[Opening AVAILABLE DATA section]

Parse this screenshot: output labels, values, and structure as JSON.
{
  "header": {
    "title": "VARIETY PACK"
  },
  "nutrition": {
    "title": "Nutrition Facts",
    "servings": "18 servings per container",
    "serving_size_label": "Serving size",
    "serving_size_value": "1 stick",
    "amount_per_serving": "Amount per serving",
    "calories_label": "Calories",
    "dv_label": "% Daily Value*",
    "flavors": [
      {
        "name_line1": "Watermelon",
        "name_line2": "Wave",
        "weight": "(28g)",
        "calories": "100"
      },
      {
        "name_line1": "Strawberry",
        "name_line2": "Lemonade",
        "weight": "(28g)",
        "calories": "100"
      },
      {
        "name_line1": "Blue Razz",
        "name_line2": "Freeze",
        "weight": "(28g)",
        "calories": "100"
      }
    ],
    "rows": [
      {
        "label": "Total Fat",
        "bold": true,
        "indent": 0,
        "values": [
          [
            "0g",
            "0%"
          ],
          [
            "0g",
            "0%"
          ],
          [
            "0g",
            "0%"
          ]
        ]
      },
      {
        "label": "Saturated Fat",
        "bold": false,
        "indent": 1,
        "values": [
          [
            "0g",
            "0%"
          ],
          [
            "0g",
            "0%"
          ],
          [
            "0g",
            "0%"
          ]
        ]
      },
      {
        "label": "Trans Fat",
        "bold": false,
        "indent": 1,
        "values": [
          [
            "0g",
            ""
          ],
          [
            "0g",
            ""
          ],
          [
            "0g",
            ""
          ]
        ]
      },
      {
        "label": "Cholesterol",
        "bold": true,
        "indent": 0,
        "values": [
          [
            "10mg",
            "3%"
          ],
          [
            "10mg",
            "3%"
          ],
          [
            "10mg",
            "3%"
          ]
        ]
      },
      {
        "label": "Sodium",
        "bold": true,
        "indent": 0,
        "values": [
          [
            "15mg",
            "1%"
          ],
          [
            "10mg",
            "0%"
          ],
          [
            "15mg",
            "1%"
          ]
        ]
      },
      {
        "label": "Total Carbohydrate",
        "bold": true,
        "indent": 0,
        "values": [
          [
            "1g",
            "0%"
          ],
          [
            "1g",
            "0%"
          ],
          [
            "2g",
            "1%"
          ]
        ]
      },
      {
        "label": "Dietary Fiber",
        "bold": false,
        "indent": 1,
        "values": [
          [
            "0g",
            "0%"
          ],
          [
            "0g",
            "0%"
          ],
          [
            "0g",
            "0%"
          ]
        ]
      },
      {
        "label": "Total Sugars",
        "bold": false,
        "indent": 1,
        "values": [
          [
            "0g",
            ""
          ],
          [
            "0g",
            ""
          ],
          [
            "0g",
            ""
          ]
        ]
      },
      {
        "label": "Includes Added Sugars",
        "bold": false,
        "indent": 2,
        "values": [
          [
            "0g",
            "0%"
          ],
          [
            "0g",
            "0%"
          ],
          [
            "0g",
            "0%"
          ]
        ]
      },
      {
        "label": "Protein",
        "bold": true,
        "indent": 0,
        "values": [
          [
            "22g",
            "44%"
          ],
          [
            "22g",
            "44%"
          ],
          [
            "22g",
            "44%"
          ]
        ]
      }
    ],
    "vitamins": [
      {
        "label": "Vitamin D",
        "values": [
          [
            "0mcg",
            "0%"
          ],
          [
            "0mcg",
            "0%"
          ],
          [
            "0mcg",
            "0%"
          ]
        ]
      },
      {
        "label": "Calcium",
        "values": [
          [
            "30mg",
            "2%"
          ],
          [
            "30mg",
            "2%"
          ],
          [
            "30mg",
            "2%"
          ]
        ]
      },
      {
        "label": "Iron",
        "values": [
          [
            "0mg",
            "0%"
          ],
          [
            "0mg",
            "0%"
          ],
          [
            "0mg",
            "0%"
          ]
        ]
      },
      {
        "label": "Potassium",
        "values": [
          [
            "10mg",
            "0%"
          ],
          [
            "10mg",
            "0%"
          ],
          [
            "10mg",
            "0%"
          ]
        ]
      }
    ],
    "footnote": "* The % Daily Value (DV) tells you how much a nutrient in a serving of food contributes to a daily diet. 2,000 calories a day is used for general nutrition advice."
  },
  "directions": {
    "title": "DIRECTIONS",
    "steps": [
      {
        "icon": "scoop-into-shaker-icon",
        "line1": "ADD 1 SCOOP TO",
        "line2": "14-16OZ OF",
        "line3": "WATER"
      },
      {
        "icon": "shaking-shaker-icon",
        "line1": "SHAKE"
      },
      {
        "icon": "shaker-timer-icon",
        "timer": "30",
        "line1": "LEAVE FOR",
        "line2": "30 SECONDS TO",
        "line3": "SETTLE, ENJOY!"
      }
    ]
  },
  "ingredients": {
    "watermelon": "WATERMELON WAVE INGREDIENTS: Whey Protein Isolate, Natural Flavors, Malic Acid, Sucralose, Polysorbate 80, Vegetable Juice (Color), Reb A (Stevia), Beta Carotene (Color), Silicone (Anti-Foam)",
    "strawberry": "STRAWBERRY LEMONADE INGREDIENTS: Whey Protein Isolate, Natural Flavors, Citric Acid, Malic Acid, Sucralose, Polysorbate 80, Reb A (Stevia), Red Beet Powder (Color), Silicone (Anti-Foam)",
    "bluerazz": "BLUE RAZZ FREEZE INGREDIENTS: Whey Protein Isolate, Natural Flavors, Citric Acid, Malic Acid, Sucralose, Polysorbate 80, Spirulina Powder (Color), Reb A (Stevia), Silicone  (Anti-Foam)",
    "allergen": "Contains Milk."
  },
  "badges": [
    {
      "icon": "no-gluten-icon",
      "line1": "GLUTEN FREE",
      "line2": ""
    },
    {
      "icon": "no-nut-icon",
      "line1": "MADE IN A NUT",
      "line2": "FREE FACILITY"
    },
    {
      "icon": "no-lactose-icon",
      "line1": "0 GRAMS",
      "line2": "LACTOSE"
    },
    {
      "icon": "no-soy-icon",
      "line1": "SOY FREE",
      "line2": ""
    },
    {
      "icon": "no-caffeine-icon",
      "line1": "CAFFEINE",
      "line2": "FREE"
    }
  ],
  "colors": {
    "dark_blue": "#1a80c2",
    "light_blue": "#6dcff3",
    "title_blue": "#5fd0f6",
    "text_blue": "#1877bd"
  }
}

[Closing AVAILABLE DATA section]

■ **PROBLEM DESCRIPTION**
If a line of the data contains "Sugars", copy it out.

■ **SOLVED PROBLEM**
        "label": "Total Sugars",
        "label": "Includes Added Sugars",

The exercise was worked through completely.